• [EXERCISE DIRECTIONS]
Write out each line beneath this one exactly as it reads.

• [EXCERPTED RECORDS]
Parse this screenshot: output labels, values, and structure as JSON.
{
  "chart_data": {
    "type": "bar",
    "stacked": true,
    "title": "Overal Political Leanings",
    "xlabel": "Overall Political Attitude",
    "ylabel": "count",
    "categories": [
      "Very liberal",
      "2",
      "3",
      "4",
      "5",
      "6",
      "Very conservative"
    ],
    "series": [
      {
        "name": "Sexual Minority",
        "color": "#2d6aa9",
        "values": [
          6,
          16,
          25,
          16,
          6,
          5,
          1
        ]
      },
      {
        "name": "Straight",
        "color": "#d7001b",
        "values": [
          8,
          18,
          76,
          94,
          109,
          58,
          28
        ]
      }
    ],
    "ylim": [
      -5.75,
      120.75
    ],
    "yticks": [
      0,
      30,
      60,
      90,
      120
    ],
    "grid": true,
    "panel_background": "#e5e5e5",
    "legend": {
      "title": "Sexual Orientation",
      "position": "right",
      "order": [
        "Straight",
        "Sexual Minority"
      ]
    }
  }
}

• [OUTPUT OF THE TASK]
Parse this screenshot: output labels, values, and structure as JSON.
{
  "chart_data": {
    "type": "bar",
    "stacked": true,
    "title": "Overal Political Leanings",
    "xlabel": "Overall Political Attitude",
    "ylabel": "count",
    "categories": [
      "Very liberal",
      "2",
      "3",
      "4",
      "5",
      "6",
      "Very conservative"
    ],
    "series": [
      {
        "name": "Sexual Minority",
        "color": "#2d6aa9",
        "values": [
          6,
          16,
          25,
          16,
          6,
          5,
          1
        ]
      },
      {
        "name": "Straight",
        "color": "#d7001b",
        "values": [
          8,
          18,
          76,
          94,
          109,
          58,
          28
        ]
      }
    ],
    "ylim": [
      -5.75,
      120.75
    ],
    "yticks": [
      0,
      30,
      60,
      90,
      120
    ],
    "grid": true,
    "panel_background": "#e5e5e5",
    "legend": {
      "title": "Sexual Orientation",
      "position": "right",
      "order": [
        "Straight",
        "Sexual Minority"
      ]
    }
  }
}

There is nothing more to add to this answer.